(Stored items from a collection)
>> start
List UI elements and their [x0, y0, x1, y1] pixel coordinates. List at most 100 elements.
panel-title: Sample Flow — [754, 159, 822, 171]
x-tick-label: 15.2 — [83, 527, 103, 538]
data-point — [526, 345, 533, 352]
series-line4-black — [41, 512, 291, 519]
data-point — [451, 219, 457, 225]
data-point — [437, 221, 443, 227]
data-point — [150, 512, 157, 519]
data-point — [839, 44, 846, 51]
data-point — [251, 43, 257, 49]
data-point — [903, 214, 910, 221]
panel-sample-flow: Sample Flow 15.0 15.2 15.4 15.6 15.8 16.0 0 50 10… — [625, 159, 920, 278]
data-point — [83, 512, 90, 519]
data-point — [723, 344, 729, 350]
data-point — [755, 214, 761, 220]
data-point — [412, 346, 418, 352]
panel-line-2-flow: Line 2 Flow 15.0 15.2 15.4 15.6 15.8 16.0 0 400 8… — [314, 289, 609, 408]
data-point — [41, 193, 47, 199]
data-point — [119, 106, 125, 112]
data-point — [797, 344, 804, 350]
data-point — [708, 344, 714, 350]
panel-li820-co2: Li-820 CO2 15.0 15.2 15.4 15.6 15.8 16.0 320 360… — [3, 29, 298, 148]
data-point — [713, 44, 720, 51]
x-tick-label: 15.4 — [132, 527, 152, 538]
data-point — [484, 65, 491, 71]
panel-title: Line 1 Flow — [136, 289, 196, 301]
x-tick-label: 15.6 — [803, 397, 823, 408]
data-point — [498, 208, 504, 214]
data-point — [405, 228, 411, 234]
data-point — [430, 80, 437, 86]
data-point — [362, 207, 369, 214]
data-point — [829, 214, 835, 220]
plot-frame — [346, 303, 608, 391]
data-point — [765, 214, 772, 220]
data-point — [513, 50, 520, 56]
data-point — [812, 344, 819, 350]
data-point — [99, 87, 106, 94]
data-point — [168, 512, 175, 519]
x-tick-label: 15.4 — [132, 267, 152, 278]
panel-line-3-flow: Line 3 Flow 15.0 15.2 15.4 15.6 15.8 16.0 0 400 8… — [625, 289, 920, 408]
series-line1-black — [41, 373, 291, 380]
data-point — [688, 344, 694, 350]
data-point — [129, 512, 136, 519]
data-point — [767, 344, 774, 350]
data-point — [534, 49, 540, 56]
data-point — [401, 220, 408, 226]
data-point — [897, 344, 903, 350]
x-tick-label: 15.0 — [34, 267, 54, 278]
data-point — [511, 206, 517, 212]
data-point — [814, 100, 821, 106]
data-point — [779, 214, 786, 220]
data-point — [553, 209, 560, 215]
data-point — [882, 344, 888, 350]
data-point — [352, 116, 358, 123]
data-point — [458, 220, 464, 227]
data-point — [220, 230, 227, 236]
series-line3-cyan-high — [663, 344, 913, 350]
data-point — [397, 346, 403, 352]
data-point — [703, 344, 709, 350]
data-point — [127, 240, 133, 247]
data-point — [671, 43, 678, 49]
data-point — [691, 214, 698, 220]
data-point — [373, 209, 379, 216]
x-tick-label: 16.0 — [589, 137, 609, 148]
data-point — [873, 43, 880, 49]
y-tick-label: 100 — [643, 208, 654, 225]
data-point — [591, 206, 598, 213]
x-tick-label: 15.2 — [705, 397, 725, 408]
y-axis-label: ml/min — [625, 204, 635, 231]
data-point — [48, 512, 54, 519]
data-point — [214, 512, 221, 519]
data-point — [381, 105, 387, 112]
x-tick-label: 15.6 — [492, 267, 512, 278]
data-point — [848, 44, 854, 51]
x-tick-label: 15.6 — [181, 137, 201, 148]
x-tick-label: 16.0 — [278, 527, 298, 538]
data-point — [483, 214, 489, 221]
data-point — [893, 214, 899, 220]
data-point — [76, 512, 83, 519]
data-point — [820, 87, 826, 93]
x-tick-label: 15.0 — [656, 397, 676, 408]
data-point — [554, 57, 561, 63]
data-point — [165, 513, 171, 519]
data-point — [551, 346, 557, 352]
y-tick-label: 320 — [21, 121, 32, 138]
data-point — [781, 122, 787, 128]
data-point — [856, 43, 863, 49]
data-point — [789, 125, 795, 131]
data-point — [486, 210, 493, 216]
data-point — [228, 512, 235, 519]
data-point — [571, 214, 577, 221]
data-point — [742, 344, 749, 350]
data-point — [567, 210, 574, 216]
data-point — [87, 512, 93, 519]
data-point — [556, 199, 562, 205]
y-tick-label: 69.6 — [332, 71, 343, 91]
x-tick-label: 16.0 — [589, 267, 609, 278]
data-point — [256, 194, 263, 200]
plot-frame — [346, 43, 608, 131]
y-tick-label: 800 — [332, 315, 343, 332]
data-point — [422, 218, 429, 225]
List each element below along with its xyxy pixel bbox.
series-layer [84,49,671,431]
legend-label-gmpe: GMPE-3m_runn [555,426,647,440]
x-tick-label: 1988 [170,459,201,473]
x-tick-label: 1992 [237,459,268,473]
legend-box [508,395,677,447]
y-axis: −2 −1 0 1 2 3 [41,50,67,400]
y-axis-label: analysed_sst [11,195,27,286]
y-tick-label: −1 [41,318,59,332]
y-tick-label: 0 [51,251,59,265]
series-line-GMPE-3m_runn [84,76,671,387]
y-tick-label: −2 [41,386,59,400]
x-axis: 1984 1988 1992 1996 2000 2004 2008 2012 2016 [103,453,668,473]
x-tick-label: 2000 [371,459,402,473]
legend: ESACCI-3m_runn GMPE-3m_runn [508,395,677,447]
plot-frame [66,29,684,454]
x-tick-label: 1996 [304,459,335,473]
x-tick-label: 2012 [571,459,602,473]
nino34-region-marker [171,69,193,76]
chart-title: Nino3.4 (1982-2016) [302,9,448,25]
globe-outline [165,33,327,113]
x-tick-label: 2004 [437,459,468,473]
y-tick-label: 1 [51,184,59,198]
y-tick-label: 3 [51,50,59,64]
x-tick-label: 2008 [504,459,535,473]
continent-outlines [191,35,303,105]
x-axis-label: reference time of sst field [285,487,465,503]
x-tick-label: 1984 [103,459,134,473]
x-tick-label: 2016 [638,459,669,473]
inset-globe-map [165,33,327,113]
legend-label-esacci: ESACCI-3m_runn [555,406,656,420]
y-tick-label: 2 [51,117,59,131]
>> end
Problem details
Reproduce the data above in full, swapping each "data-point" for "point-marker" and keeping everything else the same.

Solved exercise
List UI elements and their [x0, y0, x1, y1] pixel coordinates. List at most 100 elements.
panel-title: Sample Flow — [754, 159, 822, 171]
x-tick-label: 15.2 — [83, 527, 103, 538]
point-marker — [526, 345, 533, 352]
series-line4-black — [41, 512, 291, 519]
point-marker — [451, 219, 457, 225]
point-marker — [437, 221, 443, 227]
point-marker — [150, 512, 157, 519]
point-marker — [839, 44, 846, 51]
point-marker — [251, 43, 257, 49]
point-marker — [903, 214, 910, 221]
panel-sample-flow: Sample Flow 15.0 15.2 15.4 15.6 15.8 16.0 0 50 10… — [625, 159, 920, 278]
point-marker — [83, 512, 90, 519]
point-marker — [723, 344, 729, 350]
point-marker — [755, 214, 761, 220]
point-marker — [412, 346, 418, 352]
panel-line-2-flow: Line 2 Flow 15.0 15.2 15.4 15.6 15.8 16.0 0 400 8… — [314, 289, 609, 408]
point-marker — [41, 193, 47, 199]
point-marker — [119, 106, 125, 112]
point-marker — [797, 344, 804, 350]
point-marker — [708, 344, 714, 350]
panel-li820-co2: Li-820 CO2 15.0 15.2 15.4 15.6 15.8 16.0 320 360… — [3, 29, 298, 148]
point-marker — [713, 44, 720, 51]
x-tick-label: 15.4 — [132, 527, 152, 538]
point-marker — [484, 65, 491, 71]
panel-title: Line 1 Flow — [136, 289, 196, 301]
x-tick-label: 15.6 — [803, 397, 823, 408]
point-marker — [498, 208, 504, 214]
point-marker — [405, 228, 411, 234]
point-marker — [430, 80, 437, 86]
point-marker — [362, 207, 369, 214]
point-marker — [829, 214, 835, 220]
plot-frame — [346, 303, 608, 391]
point-marker — [765, 214, 772, 220]
point-marker — [513, 50, 520, 56]
point-marker — [812, 344, 819, 350]
point-marker — [99, 87, 106, 94]
point-marker — [168, 512, 175, 519]
x-tick-label: 15.4 — [132, 267, 152, 278]
panel-line-3-flow: Line 3 Flow 15.0 15.2 15.4 15.6 15.8 16.0 0 400 8… — [625, 289, 920, 408]
series-line1-black — [41, 373, 291, 380]
point-marker — [688, 344, 694, 350]
point-marker — [129, 512, 136, 519]
point-marker — [767, 344, 774, 350]
point-marker — [534, 49, 540, 56]
point-marker — [401, 220, 408, 226]
point-marker — [897, 344, 903, 350]
x-tick-label: 15.0 — [34, 267, 54, 278]
point-marker — [511, 206, 517, 212]
point-marker — [814, 100, 821, 106]
point-marker — [779, 214, 786, 220]
point-marker — [553, 209, 560, 215]
point-marker — [882, 344, 888, 350]
point-marker — [352, 116, 358, 123]
point-marker — [458, 220, 464, 227]
point-marker — [220, 230, 227, 236]
series-line3-cyan-high — [663, 344, 913, 350]
point-marker — [397, 346, 403, 352]
point-marker — [703, 344, 709, 350]
point-marker — [127, 240, 133, 247]
point-marker — [671, 43, 678, 49]
point-marker — [691, 214, 698, 220]
point-marker — [373, 209, 379, 216]
x-tick-label: 16.0 — [589, 137, 609, 148]
point-marker — [873, 43, 880, 49]
y-tick-label: 100 — [643, 208, 654, 225]
point-marker — [591, 206, 598, 213]
x-tick-label: 15.2 — [705, 397, 725, 408]
y-axis-label: ml/min — [625, 204, 635, 231]
point-marker — [48, 512, 54, 519]
point-marker — [214, 512, 221, 519]
point-marker — [381, 105, 387, 112]
x-tick-label: 15.6 — [492, 267, 512, 278]
point-marker — [848, 44, 854, 51]
x-tick-label: 15.6 — [181, 137, 201, 148]
x-tick-label: 16.0 — [278, 527, 298, 538]
point-marker — [483, 214, 489, 221]
point-marker — [893, 214, 899, 220]
point-marker — [76, 512, 83, 519]
point-marker — [820, 87, 826, 93]
x-tick-label: 15.0 — [656, 397, 676, 408]
point-marker — [554, 57, 561, 63]
point-marker — [165, 513, 171, 519]
point-marker — [551, 346, 557, 352]
y-tick-label: 320 — [21, 121, 32, 138]
point-marker — [781, 122, 787, 128]
point-marker — [856, 43, 863, 49]
point-marker — [789, 125, 795, 131]
point-marker — [486, 210, 493, 216]
point-marker — [228, 512, 235, 519]
point-marker — [571, 214, 577, 221]
point-marker — [742, 344, 749, 350]
point-marker — [567, 210, 574, 216]
point-marker — [87, 512, 93, 519]
point-marker — [556, 199, 562, 205]
y-tick-label: 69.6 — [332, 71, 343, 91]
x-tick-label: 16.0 — [589, 267, 609, 278]
point-marker — [256, 194, 263, 200]
plot-frame — [346, 43, 608, 131]
y-tick-label: 800 — [332, 315, 343, 332]
point-marker — [422, 218, 429, 225]
List each element below along with its xyxy pixel bbox.
series-layer [84,49,671,431]
legend-label-gmpe: GMPE-3m_runn [555,426,647,440]
x-tick-label: 1988 [170,459,201,473]
x-tick-label: 1992 [237,459,268,473]
legend-box [508,395,677,447]
y-axis: −2 −1 0 1 2 3 [41,50,67,400]
y-axis-label: analysed_sst [11,195,27,286]
y-tick-label: −1 [41,318,59,332]
y-tick-label: 0 [51,251,59,265]
series-line-GMPE-3m_runn [84,76,671,387]
y-tick-label: −2 [41,386,59,400]
x-axis: 1984 1988 1992 1996 2000 2004 2008 2012 2016 [103,453,668,473]
x-tick-label: 2000 [371,459,402,473]
legend: ESACCI-3m_runn GMPE-3m_runn [508,395,677,447]
plot-frame [66,29,684,454]
x-tick-label: 1996 [304,459,335,473]
x-tick-label: 2012 [571,459,602,473]
nino34-region-marker [171,69,193,76]
chart-title: Nino3.4 (1982-2016) [302,9,448,25]
globe-outline [165,33,327,113]
x-tick-label: 2004 [437,459,468,473]
y-tick-label: 1 [51,184,59,198]
y-tick-label: 3 [51,50,59,64]
x-tick-label: 2008 [504,459,535,473]
continent-outlines [191,35,303,105]
x-axis-label: reference time of sst field [285,487,465,503]
x-tick-label: 1984 [103,459,134,473]
x-tick-label: 2016 [638,459,669,473]
inset-globe-map [165,33,327,113]
legend-label-esacci: ESACCI-3m_runn [555,406,656,420]
y-tick-label: 2 [51,117,59,131]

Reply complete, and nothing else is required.